**WHAT TO PRODUCE:**
Every line of the listing must be reproduced as it stands. Leave the images behind.

**RECORDS SUPPLIED:**
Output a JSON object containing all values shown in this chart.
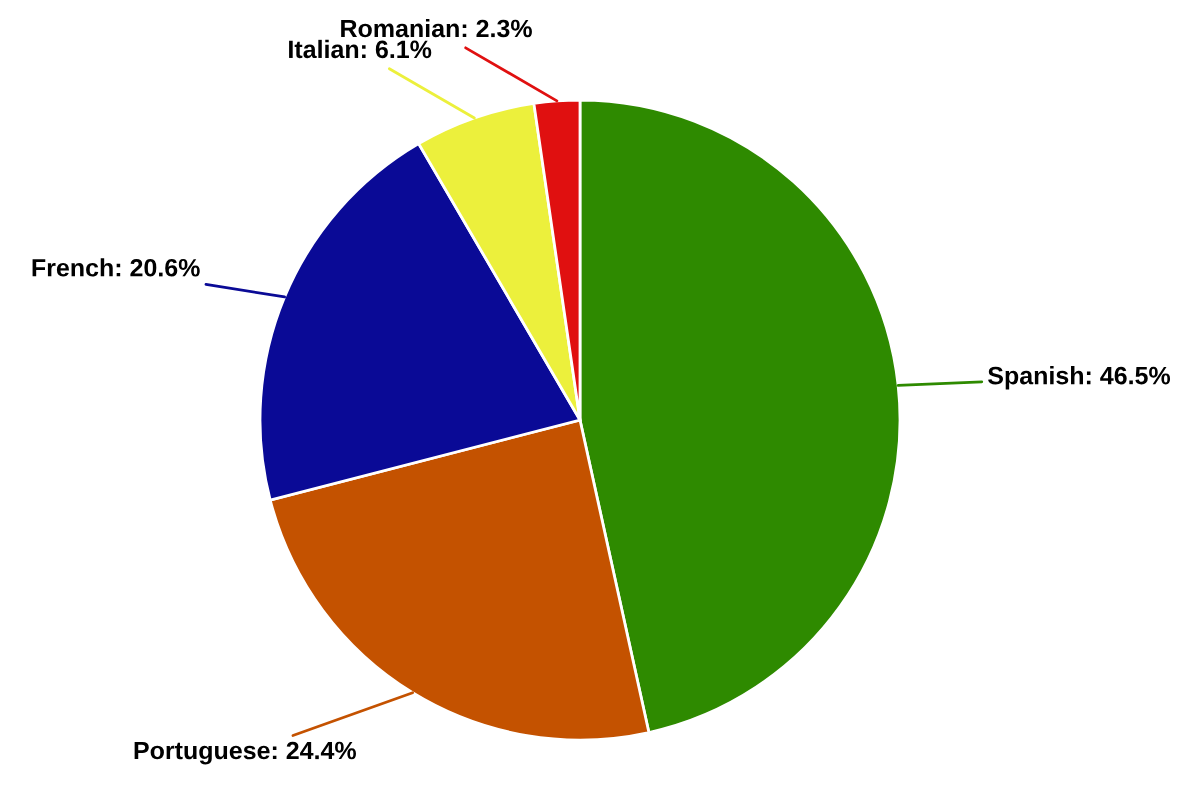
{
  "chart_data": {
    "type": "pie",
    "categories": [
      "Spanish",
      "Portuguese",
      "French",
      "Italian",
      "Romanian"
    ],
    "values": [
      46.5,
      24.4,
      20.6,
      6.1,
      2.3
    ],
    "value_labels": [
      "46.5%",
      "24.4%",
      "20.6%",
      "6.1%",
      "2.3%"
    ],
    "colors": [
      "#2e8a00",
      "#c45200",
      "#0a0a96",
      "#ecf03c",
      "#e01010"
    ]
  }
}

**RIGHT ANSWER:**
Output a JSON object containing all values shown in this chart.
{
  "chart_data": {
    "type": "pie",
    "categories": [
      "Spanish",
      "Portuguese",
      "French",
      "Italian",
      "Romanian"
    ],
    "values": [
      46.5,
      24.4,
      20.6,
      6.1,
      2.3
    ],
    "value_labels": [
      "46.5%",
      "24.4%",
      "20.6%",
      "6.1%",
      "2.3%"
    ],
    "colors": [
      "#2e8a00",
      "#c45200",
      "#0a0a96",
      "#ecf03c",
      "#e01010"
    ]
  }
}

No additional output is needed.